▶ [Material for the task]
+ + + + +

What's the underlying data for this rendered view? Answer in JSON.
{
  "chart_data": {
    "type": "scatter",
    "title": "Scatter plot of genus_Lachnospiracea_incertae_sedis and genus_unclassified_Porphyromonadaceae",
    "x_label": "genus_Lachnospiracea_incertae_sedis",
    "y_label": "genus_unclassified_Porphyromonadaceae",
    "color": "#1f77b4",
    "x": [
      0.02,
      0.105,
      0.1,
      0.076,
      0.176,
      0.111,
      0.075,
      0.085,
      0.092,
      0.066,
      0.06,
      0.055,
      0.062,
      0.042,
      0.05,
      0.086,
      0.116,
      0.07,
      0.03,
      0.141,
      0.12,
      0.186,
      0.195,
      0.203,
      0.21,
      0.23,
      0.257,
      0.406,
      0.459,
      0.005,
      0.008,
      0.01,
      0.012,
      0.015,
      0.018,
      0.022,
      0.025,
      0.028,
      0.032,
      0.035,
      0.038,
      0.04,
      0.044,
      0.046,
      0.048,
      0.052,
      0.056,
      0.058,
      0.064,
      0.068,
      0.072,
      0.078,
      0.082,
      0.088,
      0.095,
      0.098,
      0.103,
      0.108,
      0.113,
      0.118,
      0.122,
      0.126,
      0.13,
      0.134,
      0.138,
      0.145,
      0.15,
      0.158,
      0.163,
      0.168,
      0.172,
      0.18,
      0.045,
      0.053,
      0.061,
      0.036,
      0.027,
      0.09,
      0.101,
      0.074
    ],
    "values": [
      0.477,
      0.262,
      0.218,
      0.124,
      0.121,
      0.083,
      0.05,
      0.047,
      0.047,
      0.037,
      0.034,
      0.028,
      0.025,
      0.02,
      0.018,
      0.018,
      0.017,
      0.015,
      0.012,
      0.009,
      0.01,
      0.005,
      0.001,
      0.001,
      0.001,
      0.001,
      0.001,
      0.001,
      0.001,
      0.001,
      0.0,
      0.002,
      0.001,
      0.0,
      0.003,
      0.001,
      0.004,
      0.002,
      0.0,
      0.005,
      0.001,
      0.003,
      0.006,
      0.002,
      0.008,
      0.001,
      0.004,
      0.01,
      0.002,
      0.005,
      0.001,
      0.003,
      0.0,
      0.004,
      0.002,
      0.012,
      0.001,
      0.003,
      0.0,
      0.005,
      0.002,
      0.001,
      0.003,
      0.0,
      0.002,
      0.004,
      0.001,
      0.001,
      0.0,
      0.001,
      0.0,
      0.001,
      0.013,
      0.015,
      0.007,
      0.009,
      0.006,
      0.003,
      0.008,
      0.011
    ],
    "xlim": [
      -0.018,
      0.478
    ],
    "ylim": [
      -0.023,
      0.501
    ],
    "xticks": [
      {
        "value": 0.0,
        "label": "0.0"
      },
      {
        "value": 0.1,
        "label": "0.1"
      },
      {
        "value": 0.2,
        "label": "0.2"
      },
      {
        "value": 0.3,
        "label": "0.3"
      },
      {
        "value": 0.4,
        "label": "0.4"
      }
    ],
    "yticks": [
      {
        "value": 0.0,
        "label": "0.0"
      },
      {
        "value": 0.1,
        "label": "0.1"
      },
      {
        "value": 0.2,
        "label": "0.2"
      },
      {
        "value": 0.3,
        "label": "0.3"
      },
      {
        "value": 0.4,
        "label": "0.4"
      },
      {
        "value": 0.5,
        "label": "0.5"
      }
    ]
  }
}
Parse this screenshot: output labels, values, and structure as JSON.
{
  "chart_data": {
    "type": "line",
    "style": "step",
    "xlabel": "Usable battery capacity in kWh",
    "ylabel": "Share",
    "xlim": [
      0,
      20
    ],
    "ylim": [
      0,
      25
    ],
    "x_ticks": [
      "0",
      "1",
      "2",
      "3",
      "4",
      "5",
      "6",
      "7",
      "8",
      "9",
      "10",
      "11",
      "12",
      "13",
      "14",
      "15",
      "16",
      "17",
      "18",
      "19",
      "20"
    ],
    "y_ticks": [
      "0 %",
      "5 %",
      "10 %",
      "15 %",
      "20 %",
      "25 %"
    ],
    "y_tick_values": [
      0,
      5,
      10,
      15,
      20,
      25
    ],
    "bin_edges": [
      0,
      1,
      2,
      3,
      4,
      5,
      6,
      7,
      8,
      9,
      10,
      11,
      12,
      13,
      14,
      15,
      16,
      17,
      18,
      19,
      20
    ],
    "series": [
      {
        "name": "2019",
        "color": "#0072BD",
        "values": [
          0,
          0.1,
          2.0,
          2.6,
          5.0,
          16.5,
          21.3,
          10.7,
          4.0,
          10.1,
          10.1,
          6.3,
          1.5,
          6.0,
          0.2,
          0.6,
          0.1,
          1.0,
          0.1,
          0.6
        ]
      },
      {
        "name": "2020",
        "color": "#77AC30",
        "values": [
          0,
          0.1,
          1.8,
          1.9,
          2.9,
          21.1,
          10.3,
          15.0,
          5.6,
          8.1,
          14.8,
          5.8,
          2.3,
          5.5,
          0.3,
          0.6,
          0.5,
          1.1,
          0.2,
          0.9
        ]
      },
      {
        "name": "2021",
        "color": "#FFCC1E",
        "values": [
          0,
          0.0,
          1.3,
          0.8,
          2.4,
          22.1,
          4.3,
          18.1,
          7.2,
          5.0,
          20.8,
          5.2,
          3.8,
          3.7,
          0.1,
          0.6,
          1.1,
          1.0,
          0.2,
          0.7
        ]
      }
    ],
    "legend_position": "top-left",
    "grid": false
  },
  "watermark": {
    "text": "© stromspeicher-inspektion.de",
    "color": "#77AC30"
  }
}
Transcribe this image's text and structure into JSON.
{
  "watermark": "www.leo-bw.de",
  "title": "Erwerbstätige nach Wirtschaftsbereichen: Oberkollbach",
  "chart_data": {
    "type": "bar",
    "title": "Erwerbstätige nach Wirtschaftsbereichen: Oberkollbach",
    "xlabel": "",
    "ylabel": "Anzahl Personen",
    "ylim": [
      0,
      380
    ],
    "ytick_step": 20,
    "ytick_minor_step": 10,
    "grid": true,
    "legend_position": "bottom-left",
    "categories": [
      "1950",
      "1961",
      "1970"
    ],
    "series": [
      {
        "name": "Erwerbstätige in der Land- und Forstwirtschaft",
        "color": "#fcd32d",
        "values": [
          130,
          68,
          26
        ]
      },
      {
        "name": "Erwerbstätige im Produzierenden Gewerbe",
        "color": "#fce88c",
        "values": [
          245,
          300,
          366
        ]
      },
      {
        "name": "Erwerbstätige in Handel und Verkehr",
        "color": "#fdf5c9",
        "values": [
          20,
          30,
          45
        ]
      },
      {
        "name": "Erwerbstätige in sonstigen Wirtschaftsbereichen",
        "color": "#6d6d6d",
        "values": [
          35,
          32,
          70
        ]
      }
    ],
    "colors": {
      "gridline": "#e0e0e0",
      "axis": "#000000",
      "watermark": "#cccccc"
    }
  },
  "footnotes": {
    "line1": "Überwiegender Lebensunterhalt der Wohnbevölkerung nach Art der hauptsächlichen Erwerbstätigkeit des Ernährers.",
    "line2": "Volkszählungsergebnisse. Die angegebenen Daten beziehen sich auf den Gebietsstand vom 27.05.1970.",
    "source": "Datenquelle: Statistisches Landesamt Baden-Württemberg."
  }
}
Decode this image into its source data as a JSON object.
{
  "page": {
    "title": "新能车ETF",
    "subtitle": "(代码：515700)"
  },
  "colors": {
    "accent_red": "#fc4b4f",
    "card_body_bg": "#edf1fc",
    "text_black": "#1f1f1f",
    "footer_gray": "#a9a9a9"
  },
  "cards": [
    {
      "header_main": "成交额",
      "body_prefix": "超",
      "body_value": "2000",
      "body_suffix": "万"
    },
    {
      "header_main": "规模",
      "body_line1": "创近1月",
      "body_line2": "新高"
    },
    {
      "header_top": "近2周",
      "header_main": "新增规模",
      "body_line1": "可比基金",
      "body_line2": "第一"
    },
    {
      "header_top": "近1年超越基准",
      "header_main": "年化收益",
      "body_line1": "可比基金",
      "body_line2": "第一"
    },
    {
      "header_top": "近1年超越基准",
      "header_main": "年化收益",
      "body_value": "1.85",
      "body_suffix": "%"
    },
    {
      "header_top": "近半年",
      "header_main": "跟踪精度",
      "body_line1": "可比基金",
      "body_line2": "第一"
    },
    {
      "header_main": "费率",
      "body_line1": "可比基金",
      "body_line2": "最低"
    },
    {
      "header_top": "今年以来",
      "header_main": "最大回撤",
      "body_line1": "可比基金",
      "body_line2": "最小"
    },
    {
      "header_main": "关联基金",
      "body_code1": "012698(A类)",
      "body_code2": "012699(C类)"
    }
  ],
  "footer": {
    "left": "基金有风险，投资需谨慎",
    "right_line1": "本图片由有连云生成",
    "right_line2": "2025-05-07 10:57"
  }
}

+ + + + +

▶ [The request]
Find all lines where the word "Wirtschaftsbereichen" appears. Copy them.

▶ [Worked solution]
  "title": "Erwerbstätige nach Wirtschaftsbereichen: Oberkollbach",
    "title": "Erwerbstätige nach Wirtschaftsbereichen: Oberkollbach",
        "name": "Erwerbstätige in sonstigen Wirtschaftsbereichen",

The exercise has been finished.